Stored data entries:
• • •
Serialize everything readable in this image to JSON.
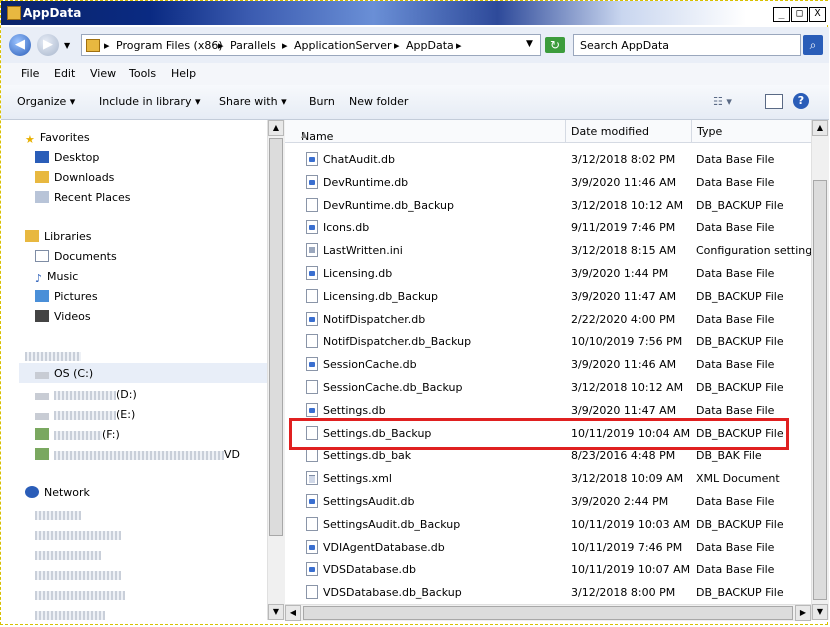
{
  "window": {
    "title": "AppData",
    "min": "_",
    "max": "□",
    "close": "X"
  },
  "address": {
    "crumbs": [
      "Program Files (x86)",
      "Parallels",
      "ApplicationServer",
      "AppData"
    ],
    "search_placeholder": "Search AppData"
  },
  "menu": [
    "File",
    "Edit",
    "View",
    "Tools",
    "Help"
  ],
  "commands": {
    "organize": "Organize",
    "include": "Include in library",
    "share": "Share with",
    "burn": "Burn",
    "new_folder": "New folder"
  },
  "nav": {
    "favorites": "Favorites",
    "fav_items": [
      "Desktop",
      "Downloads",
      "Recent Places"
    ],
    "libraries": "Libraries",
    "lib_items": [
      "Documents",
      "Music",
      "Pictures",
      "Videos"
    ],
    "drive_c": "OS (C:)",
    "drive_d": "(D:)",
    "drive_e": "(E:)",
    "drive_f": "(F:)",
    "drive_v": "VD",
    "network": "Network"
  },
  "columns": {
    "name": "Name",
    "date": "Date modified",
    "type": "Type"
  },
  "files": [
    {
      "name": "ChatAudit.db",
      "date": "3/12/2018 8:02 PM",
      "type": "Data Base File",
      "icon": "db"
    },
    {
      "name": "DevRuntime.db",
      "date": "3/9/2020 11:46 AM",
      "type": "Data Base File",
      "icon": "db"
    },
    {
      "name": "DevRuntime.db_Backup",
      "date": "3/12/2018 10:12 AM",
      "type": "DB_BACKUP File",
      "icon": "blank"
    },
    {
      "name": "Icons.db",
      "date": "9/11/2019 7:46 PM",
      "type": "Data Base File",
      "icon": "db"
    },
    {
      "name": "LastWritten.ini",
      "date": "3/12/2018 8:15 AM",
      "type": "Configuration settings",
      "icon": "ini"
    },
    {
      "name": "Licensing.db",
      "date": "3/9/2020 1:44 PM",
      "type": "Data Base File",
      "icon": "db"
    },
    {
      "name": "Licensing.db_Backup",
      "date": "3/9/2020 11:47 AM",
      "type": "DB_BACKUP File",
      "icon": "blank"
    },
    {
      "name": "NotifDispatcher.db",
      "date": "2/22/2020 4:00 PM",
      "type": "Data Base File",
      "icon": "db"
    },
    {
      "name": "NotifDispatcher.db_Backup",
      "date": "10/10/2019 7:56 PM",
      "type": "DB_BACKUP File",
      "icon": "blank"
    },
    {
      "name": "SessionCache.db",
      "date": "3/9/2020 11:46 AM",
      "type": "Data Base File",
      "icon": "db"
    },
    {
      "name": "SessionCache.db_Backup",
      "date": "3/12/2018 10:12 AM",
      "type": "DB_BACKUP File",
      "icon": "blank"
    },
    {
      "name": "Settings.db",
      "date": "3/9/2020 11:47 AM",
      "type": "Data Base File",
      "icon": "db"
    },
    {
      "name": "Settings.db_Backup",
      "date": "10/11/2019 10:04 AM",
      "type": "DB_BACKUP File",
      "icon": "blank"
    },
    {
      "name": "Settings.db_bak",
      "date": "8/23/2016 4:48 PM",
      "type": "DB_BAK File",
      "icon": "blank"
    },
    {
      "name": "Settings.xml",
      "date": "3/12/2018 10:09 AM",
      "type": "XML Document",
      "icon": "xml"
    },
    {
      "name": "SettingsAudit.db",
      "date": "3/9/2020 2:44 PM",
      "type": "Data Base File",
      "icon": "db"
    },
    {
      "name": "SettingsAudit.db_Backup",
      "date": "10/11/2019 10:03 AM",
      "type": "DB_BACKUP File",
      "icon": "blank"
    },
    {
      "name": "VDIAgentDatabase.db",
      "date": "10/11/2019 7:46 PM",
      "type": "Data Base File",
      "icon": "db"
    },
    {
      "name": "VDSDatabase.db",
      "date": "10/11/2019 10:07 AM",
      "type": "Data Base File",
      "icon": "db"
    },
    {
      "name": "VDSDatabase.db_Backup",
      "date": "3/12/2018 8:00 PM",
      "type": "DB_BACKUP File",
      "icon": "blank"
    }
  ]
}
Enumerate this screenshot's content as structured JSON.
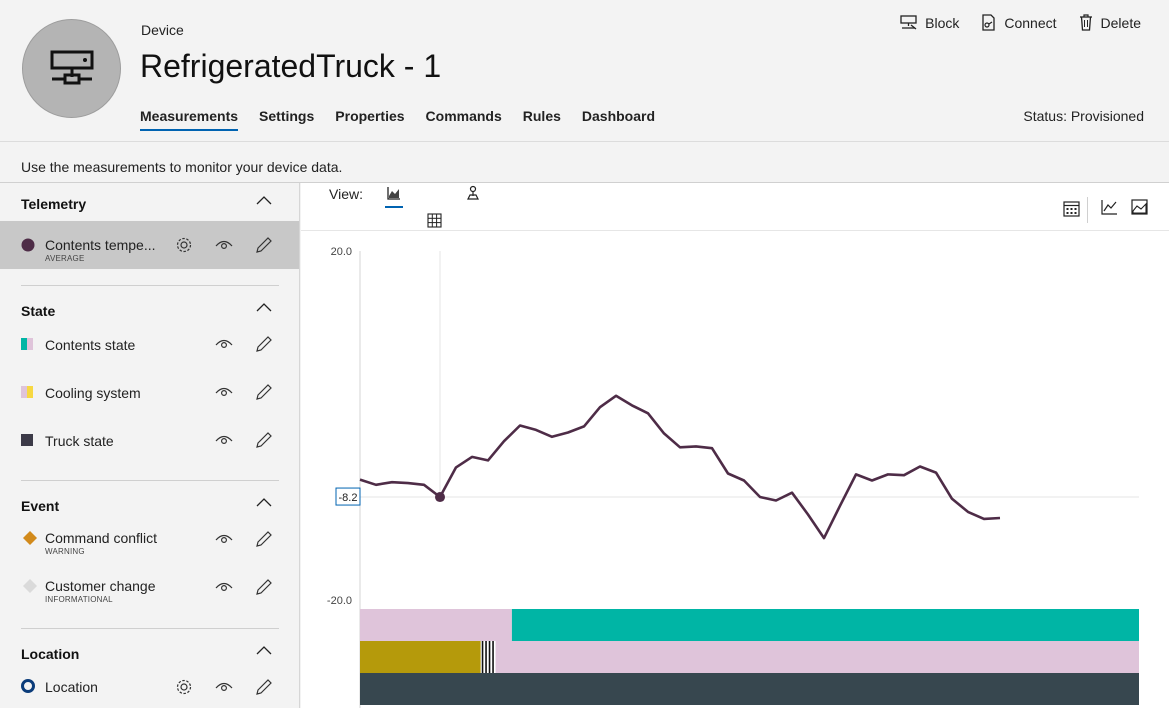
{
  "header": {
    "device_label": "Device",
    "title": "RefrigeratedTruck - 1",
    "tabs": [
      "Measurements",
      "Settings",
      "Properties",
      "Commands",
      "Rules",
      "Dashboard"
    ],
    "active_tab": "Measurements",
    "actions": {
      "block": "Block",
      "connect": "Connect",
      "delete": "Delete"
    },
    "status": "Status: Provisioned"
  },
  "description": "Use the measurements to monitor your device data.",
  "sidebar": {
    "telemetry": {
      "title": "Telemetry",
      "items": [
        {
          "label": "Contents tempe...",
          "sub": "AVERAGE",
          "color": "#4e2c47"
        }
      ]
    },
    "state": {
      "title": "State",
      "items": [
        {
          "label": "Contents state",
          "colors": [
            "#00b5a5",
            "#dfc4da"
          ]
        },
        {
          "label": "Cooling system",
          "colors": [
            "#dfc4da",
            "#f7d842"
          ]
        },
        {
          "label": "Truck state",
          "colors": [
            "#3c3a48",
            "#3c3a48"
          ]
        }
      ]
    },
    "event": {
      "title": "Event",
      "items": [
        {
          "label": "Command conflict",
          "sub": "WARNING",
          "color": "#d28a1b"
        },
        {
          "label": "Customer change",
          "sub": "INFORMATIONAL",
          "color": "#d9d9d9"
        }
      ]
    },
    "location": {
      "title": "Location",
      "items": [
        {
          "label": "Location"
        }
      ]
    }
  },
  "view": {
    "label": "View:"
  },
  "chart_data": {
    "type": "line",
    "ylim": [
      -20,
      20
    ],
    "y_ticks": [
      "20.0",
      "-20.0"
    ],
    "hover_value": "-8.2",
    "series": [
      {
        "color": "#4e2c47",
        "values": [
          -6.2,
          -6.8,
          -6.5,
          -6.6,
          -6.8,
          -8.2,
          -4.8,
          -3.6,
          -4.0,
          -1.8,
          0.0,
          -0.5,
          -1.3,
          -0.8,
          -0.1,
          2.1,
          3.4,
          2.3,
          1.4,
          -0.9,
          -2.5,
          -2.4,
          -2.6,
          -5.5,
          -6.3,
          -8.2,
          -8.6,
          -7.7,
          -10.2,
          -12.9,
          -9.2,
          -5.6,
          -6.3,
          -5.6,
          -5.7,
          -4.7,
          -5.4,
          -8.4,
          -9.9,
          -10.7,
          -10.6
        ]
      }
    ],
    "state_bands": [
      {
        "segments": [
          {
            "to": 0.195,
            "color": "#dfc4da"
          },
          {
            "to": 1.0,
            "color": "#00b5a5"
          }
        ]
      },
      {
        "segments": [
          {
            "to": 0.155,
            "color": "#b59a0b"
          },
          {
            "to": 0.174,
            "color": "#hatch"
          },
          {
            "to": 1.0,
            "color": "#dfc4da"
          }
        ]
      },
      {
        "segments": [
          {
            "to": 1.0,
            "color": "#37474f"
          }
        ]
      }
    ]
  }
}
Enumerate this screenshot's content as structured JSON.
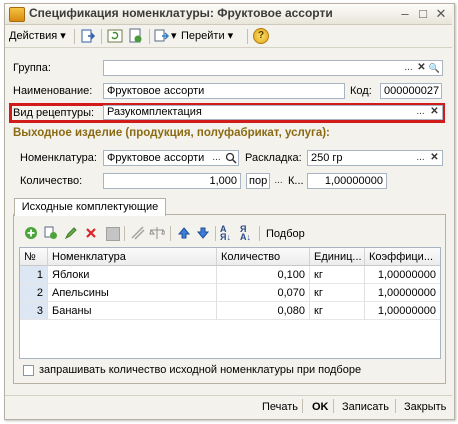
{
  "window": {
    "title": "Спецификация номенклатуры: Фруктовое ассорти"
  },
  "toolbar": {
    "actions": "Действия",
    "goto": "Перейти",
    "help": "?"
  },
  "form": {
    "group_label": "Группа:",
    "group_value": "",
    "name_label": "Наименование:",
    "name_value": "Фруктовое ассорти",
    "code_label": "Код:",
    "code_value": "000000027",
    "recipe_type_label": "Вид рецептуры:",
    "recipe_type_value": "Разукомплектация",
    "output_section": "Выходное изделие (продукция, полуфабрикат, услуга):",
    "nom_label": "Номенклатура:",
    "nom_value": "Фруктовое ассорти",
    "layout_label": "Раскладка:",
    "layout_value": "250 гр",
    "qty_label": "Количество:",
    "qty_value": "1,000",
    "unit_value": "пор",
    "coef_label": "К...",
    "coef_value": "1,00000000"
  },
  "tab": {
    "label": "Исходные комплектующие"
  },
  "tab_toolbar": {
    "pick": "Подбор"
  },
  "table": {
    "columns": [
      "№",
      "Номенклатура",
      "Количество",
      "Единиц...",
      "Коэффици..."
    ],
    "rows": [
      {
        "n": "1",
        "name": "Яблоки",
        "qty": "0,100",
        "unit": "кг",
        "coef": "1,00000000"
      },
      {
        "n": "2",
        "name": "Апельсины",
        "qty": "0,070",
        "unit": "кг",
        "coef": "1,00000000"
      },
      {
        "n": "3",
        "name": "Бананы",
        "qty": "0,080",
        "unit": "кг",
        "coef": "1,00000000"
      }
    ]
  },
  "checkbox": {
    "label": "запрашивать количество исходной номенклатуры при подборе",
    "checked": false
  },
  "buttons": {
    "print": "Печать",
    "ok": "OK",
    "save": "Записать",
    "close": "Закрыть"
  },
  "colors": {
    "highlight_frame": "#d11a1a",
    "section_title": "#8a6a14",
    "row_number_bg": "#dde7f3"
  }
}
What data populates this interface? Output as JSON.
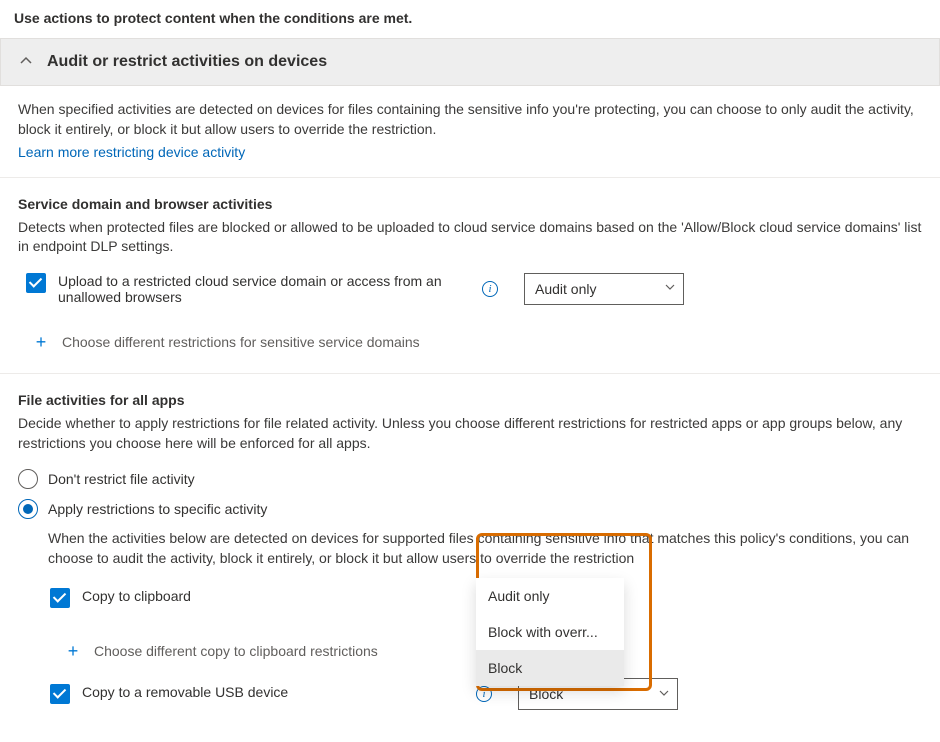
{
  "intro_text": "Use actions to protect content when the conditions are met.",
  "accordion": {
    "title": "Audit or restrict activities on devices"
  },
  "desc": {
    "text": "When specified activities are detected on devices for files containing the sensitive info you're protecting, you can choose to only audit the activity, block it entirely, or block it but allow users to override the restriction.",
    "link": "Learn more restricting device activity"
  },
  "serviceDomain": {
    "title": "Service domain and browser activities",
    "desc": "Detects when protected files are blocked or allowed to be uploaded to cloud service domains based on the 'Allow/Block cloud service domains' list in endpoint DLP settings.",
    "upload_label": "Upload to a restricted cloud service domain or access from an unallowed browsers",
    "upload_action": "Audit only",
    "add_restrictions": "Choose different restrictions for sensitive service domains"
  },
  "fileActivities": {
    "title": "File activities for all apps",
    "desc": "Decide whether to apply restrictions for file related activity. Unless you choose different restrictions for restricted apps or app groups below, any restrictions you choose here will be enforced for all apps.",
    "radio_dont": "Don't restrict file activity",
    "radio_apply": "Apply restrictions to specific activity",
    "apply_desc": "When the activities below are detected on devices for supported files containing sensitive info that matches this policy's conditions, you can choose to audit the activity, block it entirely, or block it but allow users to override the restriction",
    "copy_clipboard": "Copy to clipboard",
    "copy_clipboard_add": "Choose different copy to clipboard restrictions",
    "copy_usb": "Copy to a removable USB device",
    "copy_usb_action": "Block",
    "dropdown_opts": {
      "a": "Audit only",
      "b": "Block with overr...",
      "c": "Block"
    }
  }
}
• • •
**WORK REQUIRED**
Which lines in the records above contain the string "Licensing"? Copy each one.

**THE SOLUTION**
      "name": "Licensing.db",
      "name": "Licensing.db_Backup",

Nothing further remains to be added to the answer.